Reproduce all of the listing below without alteration.

— START —

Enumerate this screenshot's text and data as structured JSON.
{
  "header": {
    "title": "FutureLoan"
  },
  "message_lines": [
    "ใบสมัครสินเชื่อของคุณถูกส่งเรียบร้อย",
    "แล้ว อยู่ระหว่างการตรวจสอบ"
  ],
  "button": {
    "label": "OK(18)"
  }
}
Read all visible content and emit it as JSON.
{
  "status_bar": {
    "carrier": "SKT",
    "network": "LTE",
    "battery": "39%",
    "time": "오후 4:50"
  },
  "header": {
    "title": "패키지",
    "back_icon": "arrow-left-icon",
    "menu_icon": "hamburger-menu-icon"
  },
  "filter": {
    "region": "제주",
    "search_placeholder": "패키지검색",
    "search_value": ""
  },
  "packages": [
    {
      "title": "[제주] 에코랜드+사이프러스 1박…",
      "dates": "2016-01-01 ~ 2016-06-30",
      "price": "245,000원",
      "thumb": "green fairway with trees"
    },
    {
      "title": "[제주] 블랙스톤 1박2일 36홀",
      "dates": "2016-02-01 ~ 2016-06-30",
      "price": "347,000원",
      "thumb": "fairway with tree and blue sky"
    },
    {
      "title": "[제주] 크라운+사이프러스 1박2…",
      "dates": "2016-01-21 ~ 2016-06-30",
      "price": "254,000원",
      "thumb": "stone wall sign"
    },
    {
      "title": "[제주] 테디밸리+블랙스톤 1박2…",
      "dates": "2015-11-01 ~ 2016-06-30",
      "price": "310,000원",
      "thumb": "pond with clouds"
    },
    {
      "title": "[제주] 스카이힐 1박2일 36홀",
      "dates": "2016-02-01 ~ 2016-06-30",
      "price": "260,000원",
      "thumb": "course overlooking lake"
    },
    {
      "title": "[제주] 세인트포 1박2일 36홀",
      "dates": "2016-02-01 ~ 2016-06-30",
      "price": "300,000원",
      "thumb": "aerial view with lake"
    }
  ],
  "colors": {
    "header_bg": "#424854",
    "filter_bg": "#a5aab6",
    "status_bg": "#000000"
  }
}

— END —

* [Reply to the exercise]:
Enumerate this screenshot's text and data as structured JSON.
{
  "header": {
    "title": "FutureLoan"
  },
  "message_lines": [
    "ใบสมัครสินเชื่อของคุณถูกส่งเรียบร้อย",
    "แล้ว อยู่ระหว่างการตรวจสอบ"
  ],
  "button": {
    "label": "OK(18)"
  }
}
Read all visible content and emit it as JSON.
{
  "status_bar": {
    "carrier": "SKT",
    "network": "LTE",
    "battery": "39%",
    "time": "오후 4:50"
  },
  "header": {
    "title": "패키지",
    "back_icon": "arrow-left-icon",
    "menu_icon": "hamburger-menu-icon"
  },
  "filter": {
    "region": "제주",
    "search_placeholder": "패키지검색",
    "search_value": ""
  },
  "packages": [
    {
      "title": "[제주] 에코랜드+사이프러스 1박…",
      "dates": "2016-01-01 ~ 2016-06-30",
      "price": "245,000원",
      "thumb": "green fairway with trees"
    },
    {
      "title": "[제주] 블랙스톤 1박2일 36홀",
      "dates": "2016-02-01 ~ 2016-06-30",
      "price": "347,000원",
      "thumb": "fairway with tree and blue sky"
    },
    {
      "title": "[제주] 크라운+사이프러스 1박2…",
      "dates": "2016-01-21 ~ 2016-06-30",
      "price": "254,000원",
      "thumb": "stone wall sign"
    },
    {
      "title": "[제주] 테디밸리+블랙스톤 1박2…",
      "dates": "2015-11-01 ~ 2016-06-30",
      "price": "310,000원",
      "thumb": "pond with clouds"
    },
    {
      "title": "[제주] 스카이힐 1박2일 36홀",
      "dates": "2016-02-01 ~ 2016-06-30",
      "price": "260,000원",
      "thumb": "course overlooking lake"
    },
    {
      "title": "[제주] 세인트포 1박2일 36홀",
      "dates": "2016-02-01 ~ 2016-06-30",
      "price": "300,000원",
      "thumb": "aerial view with lake"
    }
  ],
  "colors": {
    "header_bg": "#424854",
    "filter_bg": "#a5aab6",
    "status_bg": "#000000"
  }
}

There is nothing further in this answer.